▶ DIRECTIVE
Copy out each line of the material below that holds the string "test".

· · · · · · ·

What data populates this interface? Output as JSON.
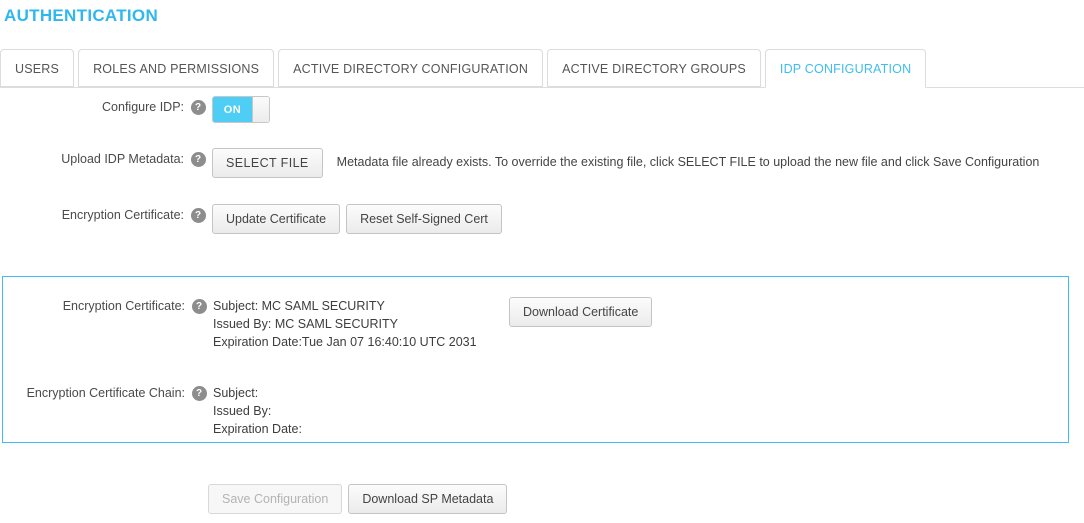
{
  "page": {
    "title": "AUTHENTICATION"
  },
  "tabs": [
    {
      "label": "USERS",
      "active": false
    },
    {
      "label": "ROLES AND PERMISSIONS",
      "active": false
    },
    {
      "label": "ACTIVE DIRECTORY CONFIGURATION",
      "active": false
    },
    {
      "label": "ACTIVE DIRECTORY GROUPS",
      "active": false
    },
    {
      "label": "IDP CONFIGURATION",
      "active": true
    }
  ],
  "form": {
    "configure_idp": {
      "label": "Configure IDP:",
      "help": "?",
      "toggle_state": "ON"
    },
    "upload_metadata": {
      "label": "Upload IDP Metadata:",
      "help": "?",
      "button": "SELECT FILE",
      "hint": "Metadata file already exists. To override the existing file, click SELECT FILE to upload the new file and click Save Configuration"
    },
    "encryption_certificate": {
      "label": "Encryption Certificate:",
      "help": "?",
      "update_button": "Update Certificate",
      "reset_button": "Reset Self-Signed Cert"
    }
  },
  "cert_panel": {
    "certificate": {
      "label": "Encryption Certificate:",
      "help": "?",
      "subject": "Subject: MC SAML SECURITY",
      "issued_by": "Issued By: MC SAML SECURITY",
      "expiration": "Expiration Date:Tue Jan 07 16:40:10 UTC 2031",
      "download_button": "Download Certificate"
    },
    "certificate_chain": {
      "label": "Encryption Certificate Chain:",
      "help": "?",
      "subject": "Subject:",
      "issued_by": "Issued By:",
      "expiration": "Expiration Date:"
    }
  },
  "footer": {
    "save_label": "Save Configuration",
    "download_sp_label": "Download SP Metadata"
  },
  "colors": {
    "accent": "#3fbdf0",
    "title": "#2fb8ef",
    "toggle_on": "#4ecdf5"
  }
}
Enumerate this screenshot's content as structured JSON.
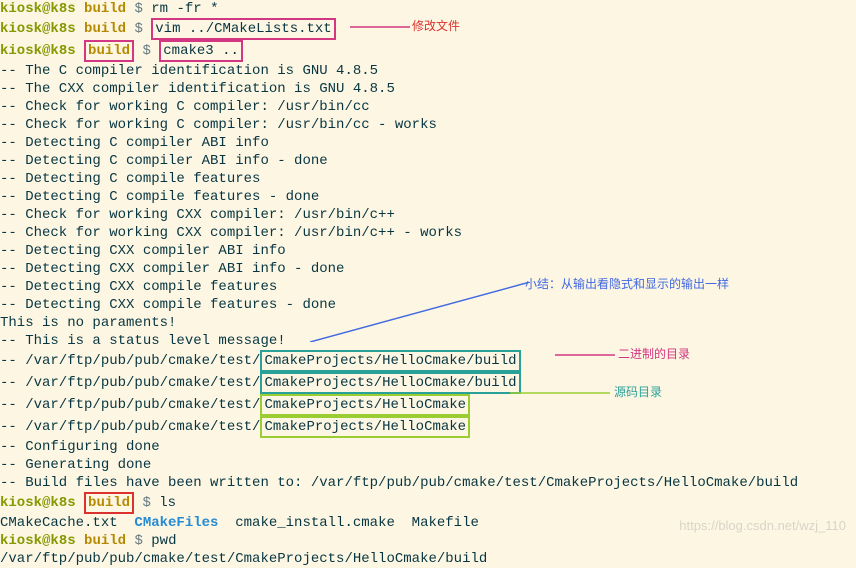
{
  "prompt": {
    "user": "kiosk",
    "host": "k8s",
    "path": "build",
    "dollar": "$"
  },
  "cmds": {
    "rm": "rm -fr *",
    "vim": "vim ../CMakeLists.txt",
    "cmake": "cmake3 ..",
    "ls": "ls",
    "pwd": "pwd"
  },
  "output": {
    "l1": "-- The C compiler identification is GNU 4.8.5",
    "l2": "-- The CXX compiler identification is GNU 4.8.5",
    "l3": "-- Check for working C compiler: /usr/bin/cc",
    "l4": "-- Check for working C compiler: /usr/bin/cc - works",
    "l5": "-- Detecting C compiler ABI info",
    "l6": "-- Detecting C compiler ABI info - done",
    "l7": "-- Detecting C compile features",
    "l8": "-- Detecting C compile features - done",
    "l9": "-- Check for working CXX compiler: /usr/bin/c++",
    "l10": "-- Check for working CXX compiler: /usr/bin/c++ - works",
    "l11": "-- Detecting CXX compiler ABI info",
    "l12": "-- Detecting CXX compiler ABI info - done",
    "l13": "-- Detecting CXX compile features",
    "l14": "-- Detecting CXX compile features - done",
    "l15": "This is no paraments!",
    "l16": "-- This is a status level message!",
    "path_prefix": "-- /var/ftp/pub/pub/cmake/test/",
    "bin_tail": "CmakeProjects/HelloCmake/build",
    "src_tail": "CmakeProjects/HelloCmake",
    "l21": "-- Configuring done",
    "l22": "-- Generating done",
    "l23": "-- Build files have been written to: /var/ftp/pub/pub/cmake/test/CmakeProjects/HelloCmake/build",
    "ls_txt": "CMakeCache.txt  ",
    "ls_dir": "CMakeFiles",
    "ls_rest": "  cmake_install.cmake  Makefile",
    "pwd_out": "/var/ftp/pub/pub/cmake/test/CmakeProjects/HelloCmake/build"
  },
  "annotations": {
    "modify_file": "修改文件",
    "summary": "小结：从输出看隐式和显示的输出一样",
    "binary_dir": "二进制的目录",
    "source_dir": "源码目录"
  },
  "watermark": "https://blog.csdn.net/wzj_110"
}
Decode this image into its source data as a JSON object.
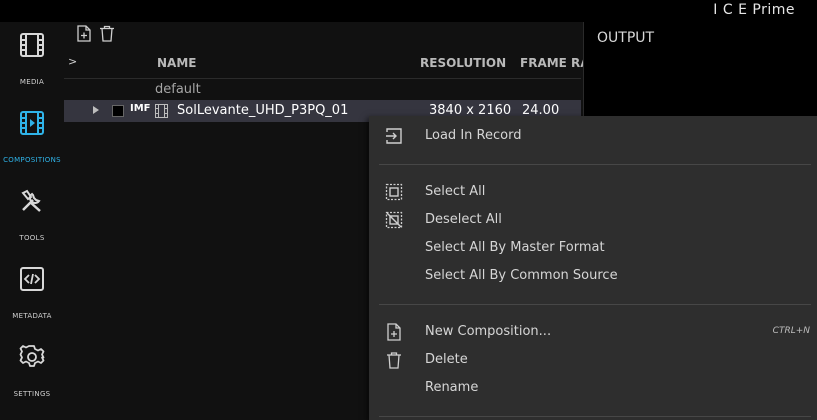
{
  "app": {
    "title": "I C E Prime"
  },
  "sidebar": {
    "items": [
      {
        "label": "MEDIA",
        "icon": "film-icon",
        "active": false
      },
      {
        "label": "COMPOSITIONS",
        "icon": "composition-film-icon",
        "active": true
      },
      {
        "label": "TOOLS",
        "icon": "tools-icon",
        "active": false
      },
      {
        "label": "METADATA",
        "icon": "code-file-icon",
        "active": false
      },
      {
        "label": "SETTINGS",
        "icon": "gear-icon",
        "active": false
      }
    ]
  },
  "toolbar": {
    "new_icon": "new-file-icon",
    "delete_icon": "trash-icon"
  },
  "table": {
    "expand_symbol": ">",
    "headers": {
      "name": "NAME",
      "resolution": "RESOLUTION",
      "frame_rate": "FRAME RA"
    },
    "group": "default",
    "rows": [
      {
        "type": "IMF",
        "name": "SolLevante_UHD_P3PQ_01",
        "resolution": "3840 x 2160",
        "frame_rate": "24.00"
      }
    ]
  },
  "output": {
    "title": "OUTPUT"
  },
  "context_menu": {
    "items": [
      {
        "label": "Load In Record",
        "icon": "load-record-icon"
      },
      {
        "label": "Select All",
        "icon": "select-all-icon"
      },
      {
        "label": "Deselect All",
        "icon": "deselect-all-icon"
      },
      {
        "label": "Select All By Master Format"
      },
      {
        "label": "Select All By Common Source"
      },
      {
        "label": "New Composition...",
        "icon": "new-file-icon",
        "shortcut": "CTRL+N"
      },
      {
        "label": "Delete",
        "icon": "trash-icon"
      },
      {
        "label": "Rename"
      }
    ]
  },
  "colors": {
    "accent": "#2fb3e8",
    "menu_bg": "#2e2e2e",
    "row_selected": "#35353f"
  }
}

· · · · · · ·

▶ WRITTEN ANSWER
    "path_prefix": "-- /var/ftp/pub/pub/cmake/test/",
    "l23": "-- Build files have been written to: /var/ftp/pub/pub/cmake/test/CmakeProjects/HelloCmake/build",
    "pwd_out": "/var/ftp/pub/pub/cmake/test/CmakeProjects/HelloCmake/build"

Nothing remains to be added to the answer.